**DATA SUPPLIED:**
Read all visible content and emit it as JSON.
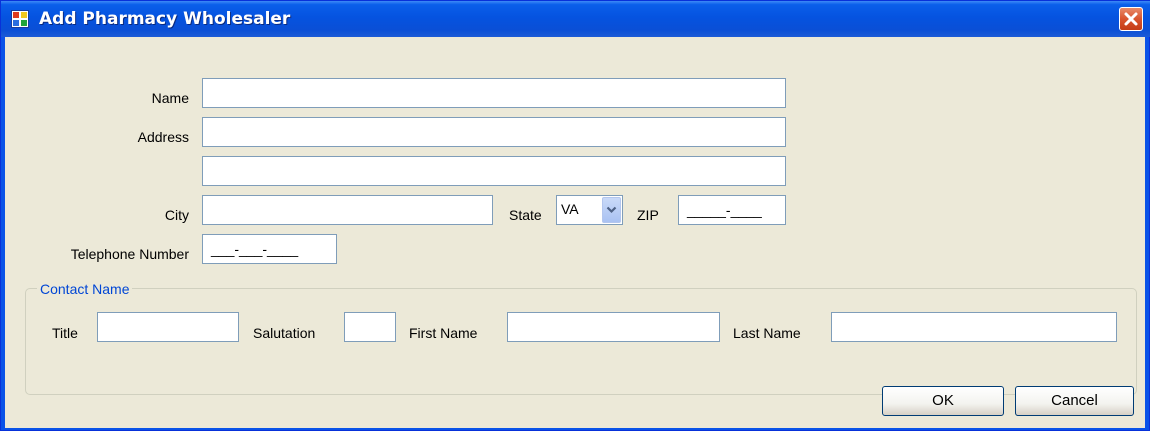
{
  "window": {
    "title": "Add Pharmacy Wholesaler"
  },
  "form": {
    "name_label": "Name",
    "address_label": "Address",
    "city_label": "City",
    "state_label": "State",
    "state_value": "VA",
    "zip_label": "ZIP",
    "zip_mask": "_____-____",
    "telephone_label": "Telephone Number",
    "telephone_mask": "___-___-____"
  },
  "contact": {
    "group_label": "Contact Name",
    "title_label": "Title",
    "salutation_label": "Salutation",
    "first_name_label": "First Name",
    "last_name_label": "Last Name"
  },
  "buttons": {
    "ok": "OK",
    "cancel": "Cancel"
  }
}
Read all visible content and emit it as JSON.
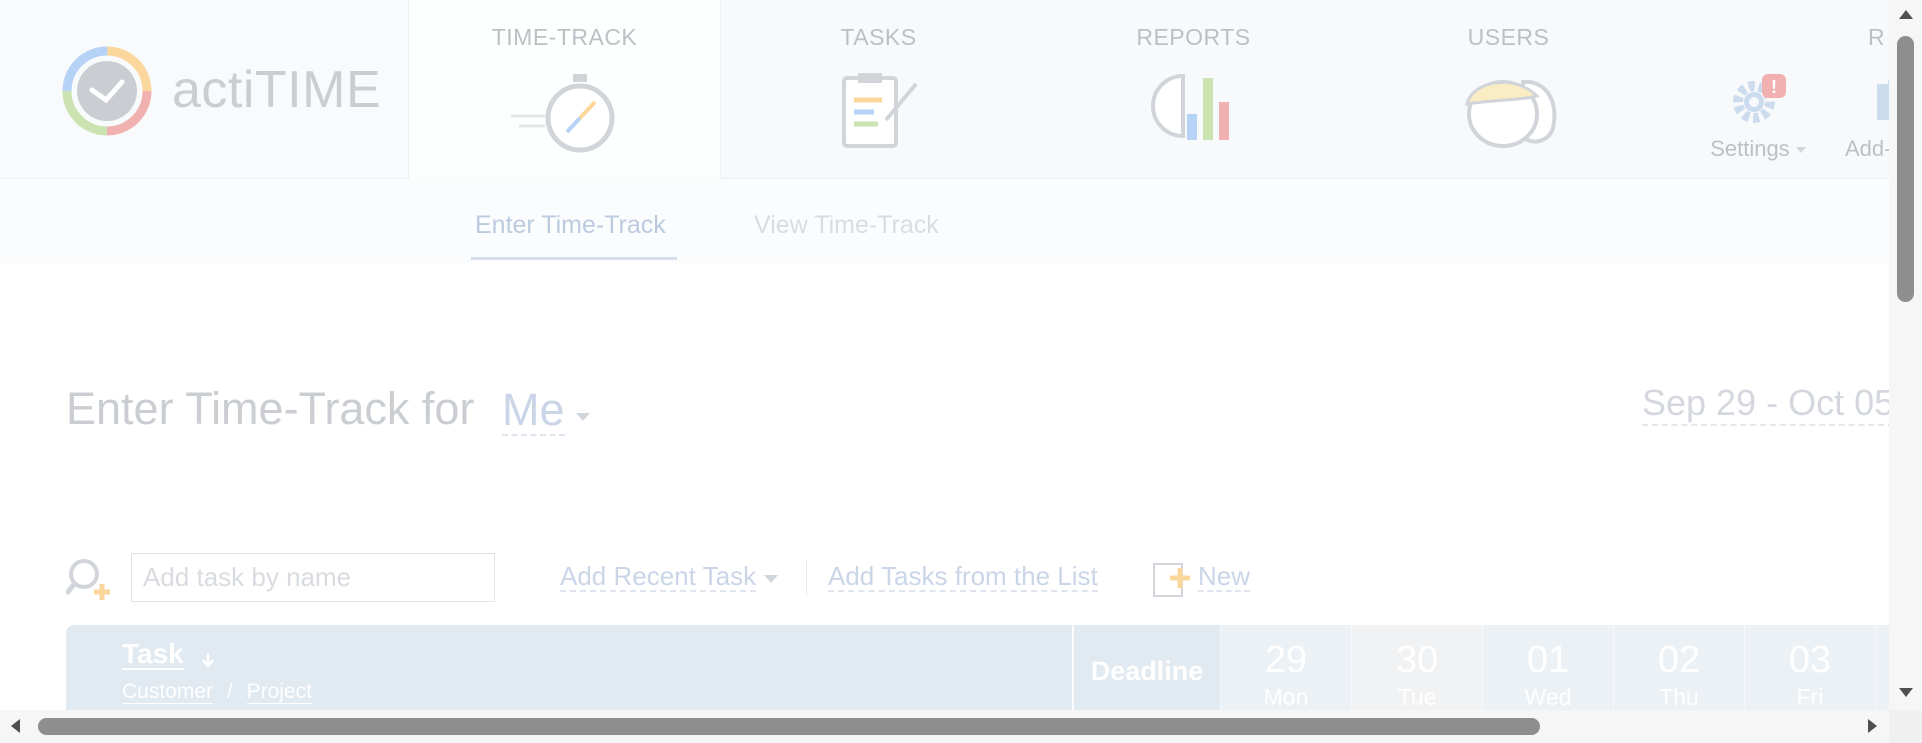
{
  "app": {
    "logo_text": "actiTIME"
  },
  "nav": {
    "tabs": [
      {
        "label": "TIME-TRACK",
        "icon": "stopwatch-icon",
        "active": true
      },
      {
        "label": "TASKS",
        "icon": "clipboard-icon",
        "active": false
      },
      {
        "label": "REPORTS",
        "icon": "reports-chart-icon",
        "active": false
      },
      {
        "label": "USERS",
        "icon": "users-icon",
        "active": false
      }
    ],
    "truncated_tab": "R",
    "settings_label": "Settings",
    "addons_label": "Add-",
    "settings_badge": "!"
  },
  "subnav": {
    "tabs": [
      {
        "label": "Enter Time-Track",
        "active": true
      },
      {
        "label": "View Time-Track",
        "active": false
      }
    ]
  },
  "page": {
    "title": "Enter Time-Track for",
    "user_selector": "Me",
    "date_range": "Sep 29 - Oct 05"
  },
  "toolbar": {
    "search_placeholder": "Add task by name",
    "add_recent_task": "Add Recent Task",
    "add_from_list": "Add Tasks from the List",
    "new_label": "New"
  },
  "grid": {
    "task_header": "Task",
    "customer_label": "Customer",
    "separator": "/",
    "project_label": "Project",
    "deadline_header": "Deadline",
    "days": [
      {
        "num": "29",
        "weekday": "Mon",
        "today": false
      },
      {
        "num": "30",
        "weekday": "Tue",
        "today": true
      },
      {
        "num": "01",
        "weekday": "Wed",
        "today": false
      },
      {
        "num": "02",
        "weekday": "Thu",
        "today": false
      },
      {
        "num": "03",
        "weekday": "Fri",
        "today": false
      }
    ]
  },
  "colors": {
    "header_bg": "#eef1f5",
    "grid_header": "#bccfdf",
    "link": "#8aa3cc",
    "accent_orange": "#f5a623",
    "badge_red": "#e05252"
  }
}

**AIM:** Select and copy every line of the listing with the word "Enter".

**ANSWER:**
        "label": "Enter Time-Track",
    "title": "Enter Time-Track for",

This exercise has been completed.